Select the lines that contain "việc" and copy each of them.

— Begin Data supplied —

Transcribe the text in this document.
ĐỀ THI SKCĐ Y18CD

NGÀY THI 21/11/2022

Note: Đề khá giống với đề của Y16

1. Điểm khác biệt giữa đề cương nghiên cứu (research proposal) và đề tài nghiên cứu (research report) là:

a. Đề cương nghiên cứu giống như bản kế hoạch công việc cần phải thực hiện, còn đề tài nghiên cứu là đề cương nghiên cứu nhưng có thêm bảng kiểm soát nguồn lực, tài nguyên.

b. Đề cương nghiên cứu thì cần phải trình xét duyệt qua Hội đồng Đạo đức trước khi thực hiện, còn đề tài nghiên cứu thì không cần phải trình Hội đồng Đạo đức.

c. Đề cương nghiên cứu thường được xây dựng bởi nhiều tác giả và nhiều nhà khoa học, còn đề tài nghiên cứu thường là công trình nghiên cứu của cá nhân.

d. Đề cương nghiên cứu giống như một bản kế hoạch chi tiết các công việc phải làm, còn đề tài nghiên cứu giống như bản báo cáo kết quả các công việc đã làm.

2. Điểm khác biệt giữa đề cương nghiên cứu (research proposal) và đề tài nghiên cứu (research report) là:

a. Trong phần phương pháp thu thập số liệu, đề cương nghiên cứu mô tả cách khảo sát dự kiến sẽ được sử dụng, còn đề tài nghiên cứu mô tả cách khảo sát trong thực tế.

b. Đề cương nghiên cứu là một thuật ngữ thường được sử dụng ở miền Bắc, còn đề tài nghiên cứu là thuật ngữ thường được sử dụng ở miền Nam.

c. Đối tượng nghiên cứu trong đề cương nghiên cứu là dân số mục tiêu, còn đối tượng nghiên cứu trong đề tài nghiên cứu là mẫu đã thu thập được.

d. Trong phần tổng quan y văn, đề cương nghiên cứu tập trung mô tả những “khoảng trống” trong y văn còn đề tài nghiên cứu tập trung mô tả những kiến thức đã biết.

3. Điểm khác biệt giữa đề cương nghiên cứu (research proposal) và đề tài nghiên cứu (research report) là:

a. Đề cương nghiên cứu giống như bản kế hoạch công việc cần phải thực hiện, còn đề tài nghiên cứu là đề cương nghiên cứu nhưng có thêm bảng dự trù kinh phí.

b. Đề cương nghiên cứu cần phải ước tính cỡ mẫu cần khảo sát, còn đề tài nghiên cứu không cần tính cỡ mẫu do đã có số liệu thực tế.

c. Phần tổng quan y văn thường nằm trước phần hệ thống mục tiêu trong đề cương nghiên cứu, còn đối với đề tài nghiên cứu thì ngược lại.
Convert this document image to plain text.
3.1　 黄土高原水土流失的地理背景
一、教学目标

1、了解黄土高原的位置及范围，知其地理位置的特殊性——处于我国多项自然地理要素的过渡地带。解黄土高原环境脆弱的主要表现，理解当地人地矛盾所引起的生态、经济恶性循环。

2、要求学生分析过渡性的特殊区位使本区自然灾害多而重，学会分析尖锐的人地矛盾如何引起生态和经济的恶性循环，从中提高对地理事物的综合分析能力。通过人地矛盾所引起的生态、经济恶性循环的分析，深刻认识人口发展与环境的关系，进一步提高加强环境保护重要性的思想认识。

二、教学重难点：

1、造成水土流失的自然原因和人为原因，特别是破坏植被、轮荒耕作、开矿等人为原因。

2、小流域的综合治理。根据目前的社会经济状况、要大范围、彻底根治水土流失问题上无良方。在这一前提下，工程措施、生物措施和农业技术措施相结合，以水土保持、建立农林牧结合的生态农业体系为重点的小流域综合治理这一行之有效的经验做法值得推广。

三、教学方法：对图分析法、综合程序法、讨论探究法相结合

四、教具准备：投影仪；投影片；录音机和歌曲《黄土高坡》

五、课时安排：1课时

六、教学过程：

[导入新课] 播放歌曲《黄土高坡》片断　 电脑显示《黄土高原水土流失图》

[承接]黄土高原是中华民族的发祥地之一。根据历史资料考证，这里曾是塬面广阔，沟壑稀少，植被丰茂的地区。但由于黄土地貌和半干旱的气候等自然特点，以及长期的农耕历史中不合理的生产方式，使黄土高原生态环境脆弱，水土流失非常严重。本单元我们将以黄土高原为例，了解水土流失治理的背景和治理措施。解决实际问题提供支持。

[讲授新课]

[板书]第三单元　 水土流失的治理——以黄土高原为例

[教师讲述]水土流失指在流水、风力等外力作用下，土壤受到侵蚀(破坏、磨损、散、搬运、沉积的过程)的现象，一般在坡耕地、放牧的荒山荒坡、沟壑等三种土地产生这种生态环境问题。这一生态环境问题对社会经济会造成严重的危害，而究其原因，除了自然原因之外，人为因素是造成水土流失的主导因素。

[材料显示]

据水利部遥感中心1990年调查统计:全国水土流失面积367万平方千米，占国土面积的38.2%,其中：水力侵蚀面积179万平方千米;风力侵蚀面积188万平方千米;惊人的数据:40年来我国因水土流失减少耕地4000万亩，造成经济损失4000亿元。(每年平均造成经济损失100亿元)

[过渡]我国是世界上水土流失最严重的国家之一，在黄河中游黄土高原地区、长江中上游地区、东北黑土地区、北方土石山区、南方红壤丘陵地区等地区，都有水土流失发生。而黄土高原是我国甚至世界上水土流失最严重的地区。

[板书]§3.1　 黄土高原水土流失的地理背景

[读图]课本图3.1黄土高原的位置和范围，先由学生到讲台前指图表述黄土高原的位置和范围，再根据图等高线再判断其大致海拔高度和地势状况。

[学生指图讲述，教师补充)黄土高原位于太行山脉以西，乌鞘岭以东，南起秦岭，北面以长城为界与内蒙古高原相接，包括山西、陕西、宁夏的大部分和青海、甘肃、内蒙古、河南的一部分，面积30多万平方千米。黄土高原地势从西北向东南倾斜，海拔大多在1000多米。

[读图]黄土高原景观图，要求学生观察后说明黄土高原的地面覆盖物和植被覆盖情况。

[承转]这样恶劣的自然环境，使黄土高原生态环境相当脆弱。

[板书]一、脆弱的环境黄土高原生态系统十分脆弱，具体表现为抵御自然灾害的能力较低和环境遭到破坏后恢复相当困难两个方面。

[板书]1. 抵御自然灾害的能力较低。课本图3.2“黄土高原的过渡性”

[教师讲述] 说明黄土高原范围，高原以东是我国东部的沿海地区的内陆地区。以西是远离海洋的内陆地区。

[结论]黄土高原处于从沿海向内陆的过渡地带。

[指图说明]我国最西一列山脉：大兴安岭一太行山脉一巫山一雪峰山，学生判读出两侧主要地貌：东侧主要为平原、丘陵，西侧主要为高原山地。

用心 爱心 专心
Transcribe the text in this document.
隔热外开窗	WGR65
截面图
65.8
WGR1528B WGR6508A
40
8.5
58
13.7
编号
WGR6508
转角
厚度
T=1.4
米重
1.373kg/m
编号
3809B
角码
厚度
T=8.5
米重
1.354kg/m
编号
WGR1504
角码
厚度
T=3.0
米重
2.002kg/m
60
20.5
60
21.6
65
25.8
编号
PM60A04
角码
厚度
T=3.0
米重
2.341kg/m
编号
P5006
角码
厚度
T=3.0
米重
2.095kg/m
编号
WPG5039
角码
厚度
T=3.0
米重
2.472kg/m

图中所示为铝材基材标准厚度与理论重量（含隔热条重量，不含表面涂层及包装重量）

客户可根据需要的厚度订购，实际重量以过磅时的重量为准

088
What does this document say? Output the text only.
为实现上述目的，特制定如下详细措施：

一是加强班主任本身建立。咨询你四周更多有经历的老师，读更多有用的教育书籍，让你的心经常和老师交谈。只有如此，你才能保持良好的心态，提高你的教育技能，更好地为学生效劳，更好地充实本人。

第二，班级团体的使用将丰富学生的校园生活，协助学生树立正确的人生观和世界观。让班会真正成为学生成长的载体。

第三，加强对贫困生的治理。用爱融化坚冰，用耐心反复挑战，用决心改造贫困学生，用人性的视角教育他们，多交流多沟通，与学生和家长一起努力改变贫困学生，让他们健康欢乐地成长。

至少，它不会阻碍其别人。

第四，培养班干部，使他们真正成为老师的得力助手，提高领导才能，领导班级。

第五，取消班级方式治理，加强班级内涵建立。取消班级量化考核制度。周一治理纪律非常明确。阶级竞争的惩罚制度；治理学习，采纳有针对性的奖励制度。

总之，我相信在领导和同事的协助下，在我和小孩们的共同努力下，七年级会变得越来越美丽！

— End Data supplied —

> Result:
a. Đề cương nghiên cứu giống như bản kế hoạch công việc cần phải thực hiện, còn đề tài nghiên cứu là đề cương nghiên cứu nhưng có thêm bảng kiểm soát nguồn lực, tài nguyên.
d. Đề cương nghiên cứu giống như một bản kế hoạch chi tiết các công việc phải làm, còn đề tài nghiên cứu giống như bản báo cáo kết quả các công việc đã làm.
a. Đề cương nghiên cứu giống như bản kế hoạch công việc cần phải thực hiện, còn đề tài nghiên cứu là đề cương nghiên cứu nhưng có thêm bảng dự trù kinh phí.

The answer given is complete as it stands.